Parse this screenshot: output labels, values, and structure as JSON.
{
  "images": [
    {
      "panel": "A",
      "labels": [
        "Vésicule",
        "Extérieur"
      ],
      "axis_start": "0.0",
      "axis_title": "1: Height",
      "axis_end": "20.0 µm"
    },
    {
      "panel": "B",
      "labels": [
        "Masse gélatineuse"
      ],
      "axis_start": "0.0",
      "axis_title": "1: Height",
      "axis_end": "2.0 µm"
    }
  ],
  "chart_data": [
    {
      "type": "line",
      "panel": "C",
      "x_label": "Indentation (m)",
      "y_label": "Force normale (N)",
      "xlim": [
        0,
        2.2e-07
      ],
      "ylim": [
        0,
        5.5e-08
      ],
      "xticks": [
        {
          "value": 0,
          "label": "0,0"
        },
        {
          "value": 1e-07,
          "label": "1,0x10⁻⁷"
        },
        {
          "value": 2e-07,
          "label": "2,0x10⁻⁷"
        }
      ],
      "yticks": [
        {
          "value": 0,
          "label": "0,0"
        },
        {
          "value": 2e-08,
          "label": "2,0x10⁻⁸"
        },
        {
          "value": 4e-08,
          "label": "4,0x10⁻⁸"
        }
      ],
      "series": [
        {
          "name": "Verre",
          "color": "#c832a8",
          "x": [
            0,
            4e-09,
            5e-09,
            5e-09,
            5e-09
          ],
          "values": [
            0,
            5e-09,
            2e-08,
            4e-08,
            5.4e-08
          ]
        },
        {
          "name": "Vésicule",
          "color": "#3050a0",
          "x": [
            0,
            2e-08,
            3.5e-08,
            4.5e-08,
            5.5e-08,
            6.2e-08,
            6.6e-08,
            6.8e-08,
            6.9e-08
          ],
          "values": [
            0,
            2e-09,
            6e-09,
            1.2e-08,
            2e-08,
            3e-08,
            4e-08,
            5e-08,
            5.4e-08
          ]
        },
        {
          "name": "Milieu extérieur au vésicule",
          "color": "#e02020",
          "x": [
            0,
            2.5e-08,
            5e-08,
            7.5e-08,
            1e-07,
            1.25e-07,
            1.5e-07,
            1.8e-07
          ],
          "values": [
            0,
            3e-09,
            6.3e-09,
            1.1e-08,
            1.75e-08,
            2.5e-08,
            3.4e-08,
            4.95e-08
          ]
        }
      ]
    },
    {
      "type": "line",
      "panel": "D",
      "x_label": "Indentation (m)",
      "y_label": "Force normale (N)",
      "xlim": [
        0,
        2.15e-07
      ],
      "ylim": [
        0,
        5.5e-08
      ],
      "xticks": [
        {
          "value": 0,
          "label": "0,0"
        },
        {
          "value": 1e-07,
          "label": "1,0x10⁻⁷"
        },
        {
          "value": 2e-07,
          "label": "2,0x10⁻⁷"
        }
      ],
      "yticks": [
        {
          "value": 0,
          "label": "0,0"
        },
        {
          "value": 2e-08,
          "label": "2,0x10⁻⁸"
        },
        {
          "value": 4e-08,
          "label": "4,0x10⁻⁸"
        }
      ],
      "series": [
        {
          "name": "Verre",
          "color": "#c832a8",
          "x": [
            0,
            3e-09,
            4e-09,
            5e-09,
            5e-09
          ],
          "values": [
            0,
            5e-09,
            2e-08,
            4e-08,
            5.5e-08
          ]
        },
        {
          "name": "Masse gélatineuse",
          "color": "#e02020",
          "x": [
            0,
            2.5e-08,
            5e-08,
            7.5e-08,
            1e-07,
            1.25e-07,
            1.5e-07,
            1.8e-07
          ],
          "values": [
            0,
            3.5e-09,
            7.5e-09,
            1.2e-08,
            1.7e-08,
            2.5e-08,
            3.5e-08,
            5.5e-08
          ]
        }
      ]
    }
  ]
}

# # # # #

> _PROBLEM REQUIREMENTS_
Where a line above holds the string "Masse", show that line.

> _RESULT OF THE TASK_
        "Masse gélatineuse"
          "name": "Masse gélatineuse",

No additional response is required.